— START INPUT RECORDS —

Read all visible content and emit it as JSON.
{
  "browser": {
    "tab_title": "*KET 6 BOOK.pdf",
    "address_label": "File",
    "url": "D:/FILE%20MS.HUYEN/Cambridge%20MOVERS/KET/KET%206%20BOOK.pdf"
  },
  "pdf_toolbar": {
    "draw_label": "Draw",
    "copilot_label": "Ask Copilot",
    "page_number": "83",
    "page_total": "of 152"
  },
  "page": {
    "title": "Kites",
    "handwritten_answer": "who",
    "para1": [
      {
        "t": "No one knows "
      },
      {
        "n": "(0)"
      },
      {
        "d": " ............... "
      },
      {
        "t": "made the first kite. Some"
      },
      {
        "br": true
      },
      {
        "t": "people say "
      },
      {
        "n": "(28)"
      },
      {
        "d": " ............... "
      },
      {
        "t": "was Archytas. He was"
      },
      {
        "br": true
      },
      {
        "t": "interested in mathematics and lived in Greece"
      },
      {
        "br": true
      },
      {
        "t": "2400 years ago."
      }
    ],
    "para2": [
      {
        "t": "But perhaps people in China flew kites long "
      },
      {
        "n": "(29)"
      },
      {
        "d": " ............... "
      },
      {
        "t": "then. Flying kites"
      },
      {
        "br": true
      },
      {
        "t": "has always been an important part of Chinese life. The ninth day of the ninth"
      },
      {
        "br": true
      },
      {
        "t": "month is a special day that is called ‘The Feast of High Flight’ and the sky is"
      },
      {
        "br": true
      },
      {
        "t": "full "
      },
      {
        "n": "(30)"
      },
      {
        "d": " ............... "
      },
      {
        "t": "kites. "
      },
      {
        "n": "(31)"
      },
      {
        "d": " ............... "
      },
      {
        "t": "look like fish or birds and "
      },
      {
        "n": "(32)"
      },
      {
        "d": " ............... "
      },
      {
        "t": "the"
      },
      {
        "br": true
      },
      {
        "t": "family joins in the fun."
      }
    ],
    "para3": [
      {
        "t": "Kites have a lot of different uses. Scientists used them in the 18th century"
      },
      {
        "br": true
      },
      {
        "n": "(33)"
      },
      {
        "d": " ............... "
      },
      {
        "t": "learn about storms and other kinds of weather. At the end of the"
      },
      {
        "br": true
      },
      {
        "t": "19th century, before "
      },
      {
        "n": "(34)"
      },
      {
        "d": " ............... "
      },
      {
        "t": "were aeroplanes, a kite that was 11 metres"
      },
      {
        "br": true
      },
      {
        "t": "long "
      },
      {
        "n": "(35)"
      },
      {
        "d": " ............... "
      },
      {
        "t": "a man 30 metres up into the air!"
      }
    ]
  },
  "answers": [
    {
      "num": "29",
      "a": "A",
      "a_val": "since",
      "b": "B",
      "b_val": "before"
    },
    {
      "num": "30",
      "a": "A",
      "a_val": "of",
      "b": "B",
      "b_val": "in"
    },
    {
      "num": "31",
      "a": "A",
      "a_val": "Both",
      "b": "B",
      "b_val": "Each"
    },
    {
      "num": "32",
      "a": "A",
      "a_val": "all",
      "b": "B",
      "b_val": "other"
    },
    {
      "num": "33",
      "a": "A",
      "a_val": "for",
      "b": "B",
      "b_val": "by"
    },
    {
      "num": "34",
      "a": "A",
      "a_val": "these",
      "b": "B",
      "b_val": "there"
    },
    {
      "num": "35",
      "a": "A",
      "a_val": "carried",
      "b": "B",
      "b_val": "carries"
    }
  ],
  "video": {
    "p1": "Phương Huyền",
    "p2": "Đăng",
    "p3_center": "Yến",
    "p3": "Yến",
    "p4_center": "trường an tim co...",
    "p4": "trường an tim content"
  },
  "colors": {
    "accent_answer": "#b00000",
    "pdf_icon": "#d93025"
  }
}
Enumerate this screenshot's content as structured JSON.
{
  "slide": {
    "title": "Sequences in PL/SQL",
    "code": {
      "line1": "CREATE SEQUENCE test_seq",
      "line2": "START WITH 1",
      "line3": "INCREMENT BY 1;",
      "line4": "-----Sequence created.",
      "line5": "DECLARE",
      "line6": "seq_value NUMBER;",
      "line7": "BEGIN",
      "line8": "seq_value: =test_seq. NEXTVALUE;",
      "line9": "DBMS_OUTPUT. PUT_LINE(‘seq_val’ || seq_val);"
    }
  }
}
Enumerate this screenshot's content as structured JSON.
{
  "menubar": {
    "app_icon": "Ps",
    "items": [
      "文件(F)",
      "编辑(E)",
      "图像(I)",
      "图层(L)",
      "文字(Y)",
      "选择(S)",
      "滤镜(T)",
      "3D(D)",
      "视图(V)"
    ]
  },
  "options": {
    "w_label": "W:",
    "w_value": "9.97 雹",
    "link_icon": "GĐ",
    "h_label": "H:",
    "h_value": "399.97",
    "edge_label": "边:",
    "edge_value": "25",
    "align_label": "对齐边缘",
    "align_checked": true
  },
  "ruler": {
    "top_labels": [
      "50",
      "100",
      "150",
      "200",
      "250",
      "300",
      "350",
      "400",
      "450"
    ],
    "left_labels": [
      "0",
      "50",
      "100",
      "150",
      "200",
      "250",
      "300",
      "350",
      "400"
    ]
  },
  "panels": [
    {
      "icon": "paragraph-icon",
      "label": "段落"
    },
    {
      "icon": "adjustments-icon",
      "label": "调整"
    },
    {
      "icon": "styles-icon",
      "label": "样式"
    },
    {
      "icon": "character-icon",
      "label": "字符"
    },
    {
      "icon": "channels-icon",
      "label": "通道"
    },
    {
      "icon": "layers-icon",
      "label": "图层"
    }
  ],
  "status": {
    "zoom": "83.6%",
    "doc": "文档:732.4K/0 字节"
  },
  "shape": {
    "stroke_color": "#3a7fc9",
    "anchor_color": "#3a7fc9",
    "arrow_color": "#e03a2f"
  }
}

— END INPUT RECORDS —

- [AIM]
Copy each line containing the word "metres" from the data.

- [REPLY TO THE EXERCISE]
        "t": "were aeroplanes, a kite that was 11 metres"
        "t": "a man 30 metres up into the air!"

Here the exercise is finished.